** start Dataset content **

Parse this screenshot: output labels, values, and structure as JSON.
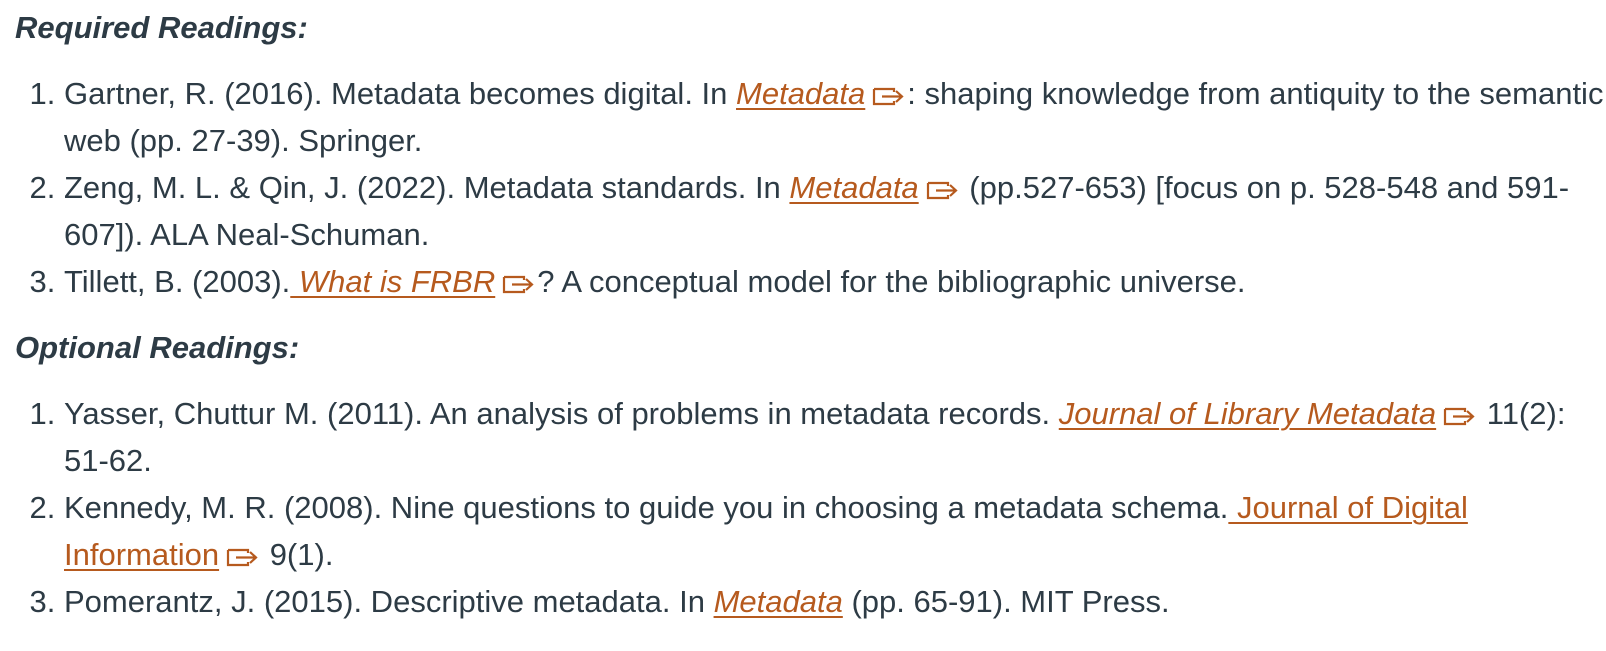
{
  "required": {
    "heading": "Required Readings:",
    "items": [
      {
        "before": "Gartner, R. (2016). Metadata becomes digital. In ",
        "link": "Metadata",
        "after": ": shaping knowledge from antiquity to the semantic web (pp. 27-39). Springer."
      },
      {
        "before": "Zeng, M. L. & Qin, J. (2022). Metadata standards. In ",
        "link": "Metadata",
        "after": " (pp.527-653) [focus on p. 528-548 and 591-607]). ALA Neal-Schuman."
      },
      {
        "before": "Tillett, B. (2003).",
        "link": " What is FRBR",
        "after": "? A conceptual model for the bibliographic universe."
      }
    ]
  },
  "optional": {
    "heading": "Optional Readings:",
    "items": [
      {
        "before": "Yasser, Chuttur M. (2011). An analysis of problems in metadata records. ",
        "link": "Journal of Library Metadata",
        "after": " 11(2): 51-62."
      },
      {
        "before": "Kennedy, M. R. (2008). Nine questions to guide you in choosing a metadata schema.",
        "link": " Journal of Digital Information",
        "after": " 9(1)."
      },
      {
        "before": "Pomerantz, J. (2015). Descriptive metadata. In ",
        "link": "Metadata",
        "after": " (pp. 65-91). MIT Press."
      }
    ]
  },
  "icons": {
    "external_link": "external-link-icon"
  },
  "colors": {
    "text": "#2d3b45",
    "link": "#b65a1e",
    "background": "#ffffff"
  }
}
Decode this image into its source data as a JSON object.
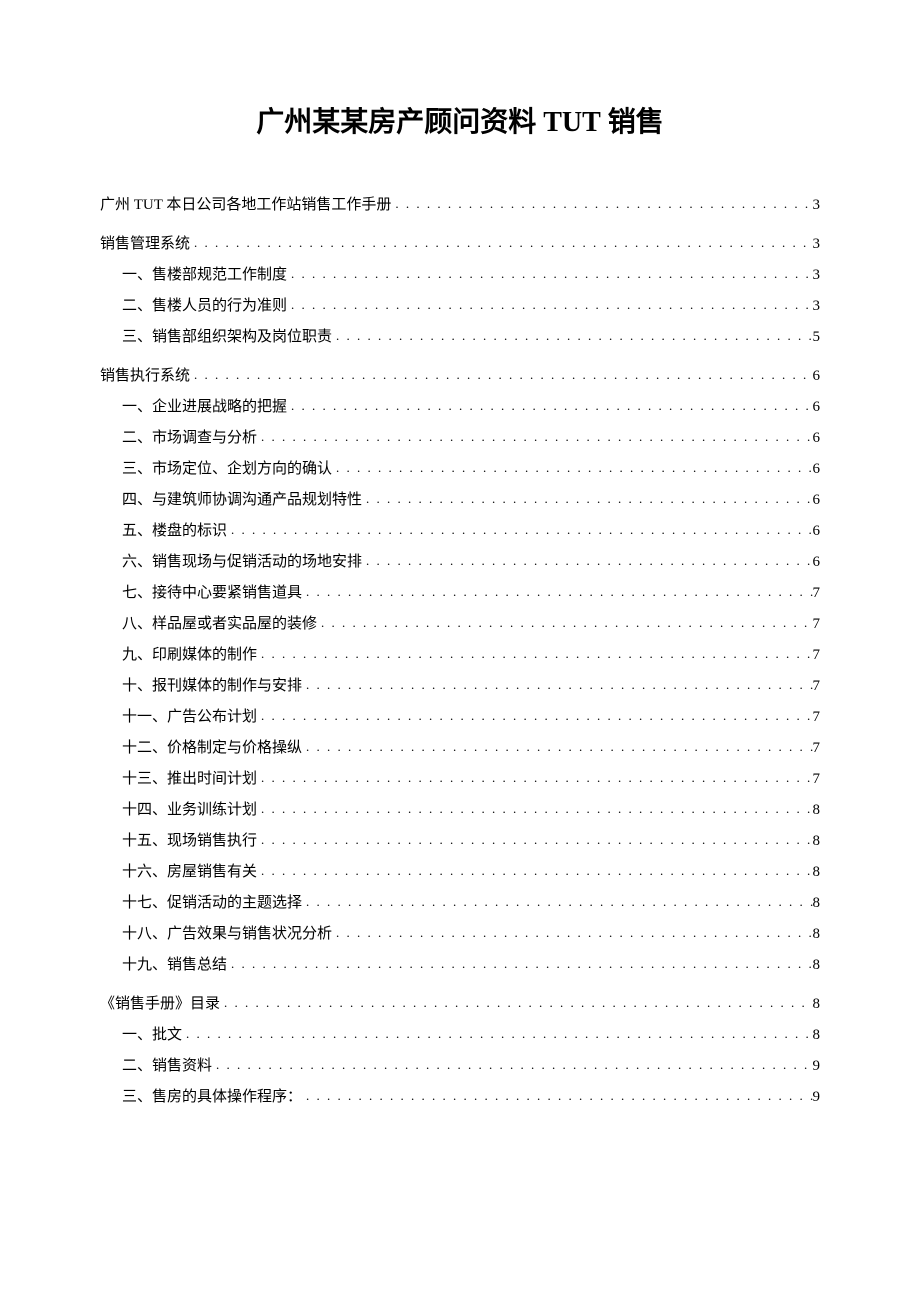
{
  "title_cn_prefix": "广州某某房产顾问资料 ",
  "title_latin": "TUT",
  "title_cn_suffix": " 销售",
  "toc": [
    {
      "label": "广州 TUT 本日公司各地工作站销售工作手册",
      "page": "3",
      "level": 0,
      "first": true
    },
    {
      "label": "销售管理系统",
      "page": "3",
      "level": 0
    },
    {
      "label": "一、售楼部规范工作制度",
      "page": "3",
      "level": 1
    },
    {
      "label": "二、售楼人员的行为准则",
      "page": "3",
      "level": 1
    },
    {
      "label": "三、销售部组织架构及岗位职责",
      "page": "5",
      "level": 1
    },
    {
      "label": "销售执行系统",
      "page": "6",
      "level": 0
    },
    {
      "label": "一、企业进展战略的把握",
      "page": "6",
      "level": 1
    },
    {
      "label": "二、市场调查与分析",
      "page": "6",
      "level": 1
    },
    {
      "label": "三、市场定位、企划方向的确认",
      "page": "6",
      "level": 1
    },
    {
      "label": "四、与建筑师协调沟通产品规划特性",
      "page": "6",
      "level": 1
    },
    {
      "label": "五、楼盘的标识",
      "page": "6",
      "level": 1
    },
    {
      "label": "六、销售现场与促销活动的场地安排",
      "page": "6",
      "level": 1
    },
    {
      "label": "七、接待中心要紧销售道具",
      "page": "7",
      "level": 1
    },
    {
      "label": "八、样品屋或者实品屋的装修",
      "page": "7",
      "level": 1
    },
    {
      "label": "九、印刷媒体的制作",
      "page": "7",
      "level": 1
    },
    {
      "label": "十、报刊媒体的制作与安排",
      "page": "7",
      "level": 1
    },
    {
      "label": "十一、广告公布计划",
      "page": "7",
      "level": 1
    },
    {
      "label": "十二、价格制定与价格操纵",
      "page": "7",
      "level": 1
    },
    {
      "label": "十三、推出时间计划",
      "page": "7",
      "level": 1
    },
    {
      "label": "十四、业务训练计划",
      "page": "8",
      "level": 1
    },
    {
      "label": "十五、现场销售执行",
      "page": "8",
      "level": 1
    },
    {
      "label": "十六、房屋销售有关",
      "page": "8",
      "level": 1
    },
    {
      "label": "十七、促销活动的主题选择",
      "page": "8",
      "level": 1
    },
    {
      "label": "十八、广告效果与销售状况分析",
      "page": "8",
      "level": 1
    },
    {
      "label": "十九、销售总结",
      "page": "8",
      "level": 1
    },
    {
      "label": "《销售手册》目录",
      "page": "8",
      "level": 0
    },
    {
      "label": "一、批文",
      "page": "8",
      "level": 1
    },
    {
      "label": "二、销售资料",
      "page": "9",
      "level": 1
    },
    {
      "label": "三、售房的具体操作程序：",
      "page": "9",
      "level": 1
    }
  ]
}
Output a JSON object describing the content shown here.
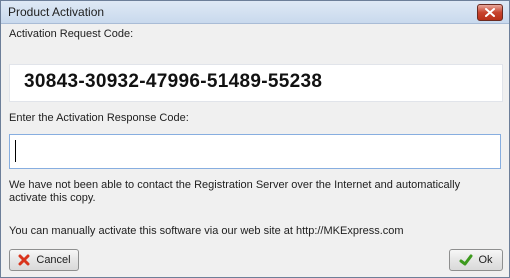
{
  "window": {
    "title": "Product Activation"
  },
  "request": {
    "label": "Activation Request Code:",
    "code": "30843-30932-47996-51489-55238"
  },
  "response": {
    "label": "Enter the Activation Response Code:",
    "value": ""
  },
  "message": {
    "text": "We have not been able to contact the Registration Server over the Internet and automatically activate this copy.",
    "manual": "You can manually activate this software via our web site at http://MKExpress.com"
  },
  "buttons": {
    "cancel": "Cancel",
    "ok": "Ok"
  },
  "colors": {
    "cancel_icon": "#d9341c",
    "ok_icon": "#3d9a1e",
    "close_button": "#c7432d"
  },
  "icons": {
    "close": "close-icon",
    "cancel": "x-icon",
    "ok": "checkmark-icon"
  }
}
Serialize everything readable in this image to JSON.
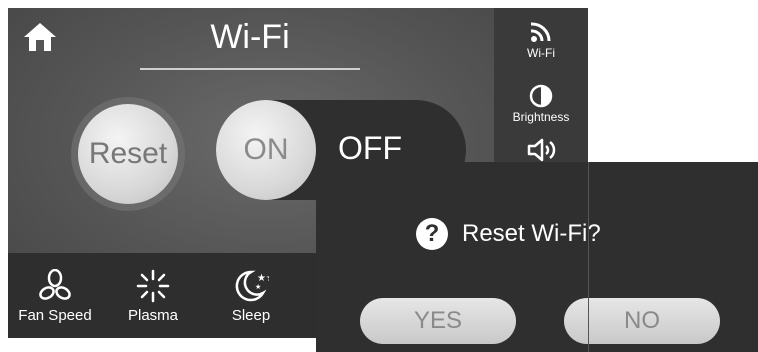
{
  "header": {
    "title": "Wi-Fi"
  },
  "main": {
    "reset_label": "Reset",
    "toggle": {
      "on_label": "ON",
      "off_label": "OFF",
      "state": "ON"
    }
  },
  "side_menu": {
    "items": [
      {
        "label": "Wi-Fi",
        "icon": "wifi-icon"
      },
      {
        "label": "Brightness",
        "icon": "brightness-icon"
      },
      {
        "label": "",
        "icon": "volume-icon"
      }
    ]
  },
  "bottom_bar": {
    "items": [
      {
        "label": "Fan Speed",
        "icon": "fan-icon"
      },
      {
        "label": "Plasma",
        "icon": "plasma-icon"
      },
      {
        "label": "Sleep",
        "icon": "sleep-moon-icon"
      }
    ]
  },
  "dialog": {
    "message": "Reset Wi-Fi?",
    "icon": "question-icon",
    "icon_glyph": "?",
    "yes_label": "YES",
    "no_label": "NO"
  },
  "colors": {
    "screen_bg": "#555555",
    "bar_bg": "#2e2e2e",
    "button_light": "#d8d8d8",
    "text_light": "#ffffff"
  }
}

** end Dataset content **

[Directions for this task]
The pictures should not appear in the copy; every other part of the records above must be returned exactly.

[Answer for this exercise]
Parse this screenshot: output labels, values, and structure as JSON.
{
  "required": {
    "heading": "Required Readings:",
    "items": [
      {
        "before": "Gartner, R. (2016). Metadata becomes digital. In ",
        "link": "Metadata",
        "after": ": shaping knowledge from antiquity to the semantic web (pp. 27-39). Springer."
      },
      {
        "before": "Zeng, M. L. & Qin, J. (2022). Metadata standards. In ",
        "link": "Metadata",
        "after": " (pp.527-653) [focus on p. 528-548 and 591-607]). ALA Neal-Schuman."
      },
      {
        "before": "Tillett, B. (2003).",
        "link": " What is FRBR",
        "after": "? A conceptual model for the bibliographic universe."
      }
    ]
  },
  "optional": {
    "heading": "Optional Readings:",
    "items": [
      {
        "before": "Yasser, Chuttur M. (2011). An analysis of problems in metadata records. ",
        "link": "Journal of Library Metadata",
        "after": " 11(2): 51-62."
      },
      {
        "before": "Kennedy, M. R. (2008). Nine questions to guide you in choosing a metadata schema.",
        "link": " Journal of Digital Information",
        "after": " 9(1)."
      },
      {
        "before": "Pomerantz, J. (2015). Descriptive metadata. In ",
        "link": "Metadata",
        "after": " (pp. 65-91). MIT Press."
      }
    ]
  },
  "icons": {
    "external_link": "external-link-icon"
  },
  "colors": {
    "text": "#2d3b45",
    "link": "#b65a1e",
    "background": "#ffffff"
  }
}
Decode this image into its source data as a JSON object.
{
  "title_cn_prefix": "广州某某房产顾问资料 ",
  "title_latin": "TUT",
  "title_cn_suffix": " 销售",
  "toc": [
    {
      "label": "广州 TUT 本日公司各地工作站销售工作手册",
      "page": "3",
      "level": 0,
      "first": true
    },
    {
      "label": "销售管理系统",
      "page": "3",
      "level": 0
    },
    {
      "label": "一、售楼部规范工作制度",
      "page": "3",
      "level": 1
    },
    {
      "label": "二、售楼人员的行为准则",
      "page": "3",
      "level": 1
    },
    {
      "label": "三、销售部组织架构及岗位职责",
      "page": "5",
      "level": 1
    },
    {
      "label": "销售执行系统",
      "page": "6",
      "level": 0
    },
    {
      "label": "一、企业进展战略的把握",
      "page": "6",
      "level": 1
    },
    {
      "label": "二、市场调查与分析",
      "page": "6",
      "level": 1
    },
    {
      "label": "三、市场定位、企划方向的确认",
      "page": "6",
      "level": 1
    },
    {
      "label": "四、与建筑师协调沟通产品规划特性",
      "page": "6",
      "level": 1
    },
    {
      "label": "五、楼盘的标识",
      "page": "6",
      "level": 1
    },
    {
      "label": "六、销售现场与促销活动的场地安排",
      "page": "6",
      "level": 1
    },
    {
      "label": "七、接待中心要紧销售道具",
      "page": "7",
      "level": 1
    },
    {
      "label": "八、样品屋或者实品屋的装修",
      "page": "7",
      "level": 1
    },
    {
      "label": "九、印刷媒体的制作",
      "page": "7",
      "level": 1
    },
    {
      "label": "十、报刊媒体的制作与安排",
      "page": "7",
      "level": 1
    },
    {
      "label": "十一、广告公布计划",
      "page": "7",
      "level": 1
    },
    {
      "label": "十二、价格制定与价格操纵",
      "page": "7",
      "level": 1
    },
    {
      "label": "十三、推出时间计划",
      "page": "7",
      "level": 1
    },
    {
      "label": "十四、业务训练计划",
      "page": "8",
      "level": 1
    },
    {
      "label": "十五、现场销售执行",
      "page": "8",
      "level": 1
    },
    {
      "label": "十六、房屋销售有关",
      "page": "8",
      "level": 1
    },
    {
      "label": "十七、促销活动的主题选择",
      "page": "8",
      "level": 1
    },
    {
      "label": "十八、广告效果与销售状况分析",
      "page": "8",
      "level": 1
    },
    {
      "label": "十九、销售总结",
      "page": "8",
      "level": 1
    },
    {
      "label": "《销售手册》目录",
      "page": "8",
      "level": 0
    },
    {
      "label": "一、批文",
      "page": "8",
      "level": 1
    },
    {
      "label": "二、销售资料",
      "page": "9",
      "level": 1
    },
    {
      "label": "三、售房的具体操作程序：",
      "page": "9",
      "level": 1
    }
  ]
}
Output a JSON object describing the content shown here.
{
  "window": {
    "title": "Product Activation"
  },
  "request": {
    "label": "Activation Request Code:",
    "code": "30843-30932-47996-51489-55238"
  },
  "response": {
    "label": "Enter the Activation Response Code:",
    "value": ""
  },
  "message": {
    "text": "We have not been able to contact the Registration Server over the Internet and automatically activate this copy.",
    "manual": "You can manually activate this software via our web site at http://MKExpress.com"
  },
  "buttons": {
    "cancel": "Cancel",
    "ok": "Ok"
  },
  "colors": {
    "cancel_icon": "#d9341c",
    "ok_icon": "#3d9a1e",
    "close_button": "#c7432d"
  },
  "icons": {
    "close": "close-icon",
    "cancel": "x-icon",
    "ok": "checkmark-icon"
  }
}
Serialize everything readable in this image to JSON.
{
  "header": {
    "title": "Wi-Fi"
  },
  "main": {
    "reset_label": "Reset",
    "toggle": {
      "on_label": "ON",
      "off_label": "OFF",
      "state": "ON"
    }
  },
  "side_menu": {
    "items": [
      {
        "label": "Wi-Fi",
        "icon": "wifi-icon"
      },
      {
        "label": "Brightness",
        "icon": "brightness-icon"
      },
      {
        "label": "",
        "icon": "volume-icon"
      }
    ]
  },
  "bottom_bar": {
    "items": [
      {
        "label": "Fan Speed",
        "icon": "fan-icon"
      },
      {
        "label": "Plasma",
        "icon": "plasma-icon"
      },
      {
        "label": "Sleep",
        "icon": "sleep-moon-icon"
      }
    ]
  },
  "dialog": {
    "message": "Reset Wi-Fi?",
    "icon": "question-icon",
    "icon_glyph": "?",
    "yes_label": "YES",
    "no_label": "NO"
  },
  "colors": {
    "screen_bg": "#555555",
    "bar_bg": "#2e2e2e",
    "button_light": "#d8d8d8",
    "text_light": "#ffffff"
  }
}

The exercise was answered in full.